#### Work instructions:
Of all the lines in the records, how many hold the word "Output"? Answer with the number only.
----- Listing -----
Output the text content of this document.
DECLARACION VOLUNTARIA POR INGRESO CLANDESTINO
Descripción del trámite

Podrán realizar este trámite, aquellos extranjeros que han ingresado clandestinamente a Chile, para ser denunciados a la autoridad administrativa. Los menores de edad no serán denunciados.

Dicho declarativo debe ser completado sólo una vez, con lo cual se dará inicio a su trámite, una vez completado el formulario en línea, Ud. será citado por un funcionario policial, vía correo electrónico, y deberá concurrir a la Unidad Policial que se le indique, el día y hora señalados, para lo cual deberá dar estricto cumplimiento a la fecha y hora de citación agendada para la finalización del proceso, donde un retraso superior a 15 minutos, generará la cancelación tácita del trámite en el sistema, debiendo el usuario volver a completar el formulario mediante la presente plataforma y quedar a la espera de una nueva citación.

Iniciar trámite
-----
----- Listing -----
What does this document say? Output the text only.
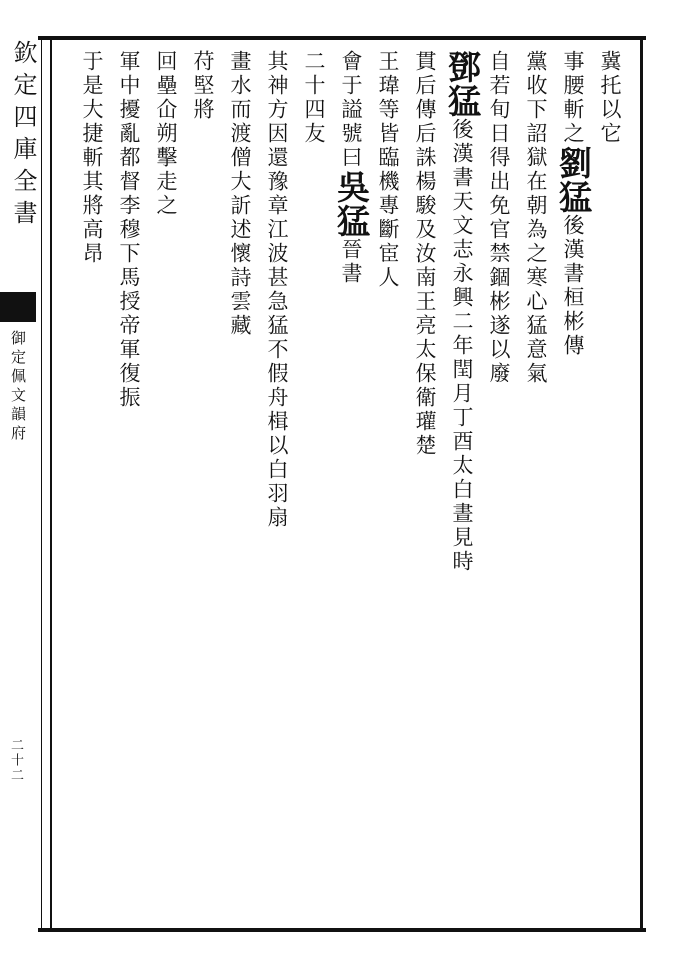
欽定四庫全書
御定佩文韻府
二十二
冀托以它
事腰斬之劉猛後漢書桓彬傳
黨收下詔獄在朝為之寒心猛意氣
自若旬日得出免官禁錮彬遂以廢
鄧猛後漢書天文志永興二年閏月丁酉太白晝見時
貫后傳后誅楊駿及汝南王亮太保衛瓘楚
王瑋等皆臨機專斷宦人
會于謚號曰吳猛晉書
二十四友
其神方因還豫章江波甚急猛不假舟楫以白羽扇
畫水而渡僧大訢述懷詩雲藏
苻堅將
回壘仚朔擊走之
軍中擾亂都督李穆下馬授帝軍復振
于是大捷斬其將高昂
-----
#### Finished task:
2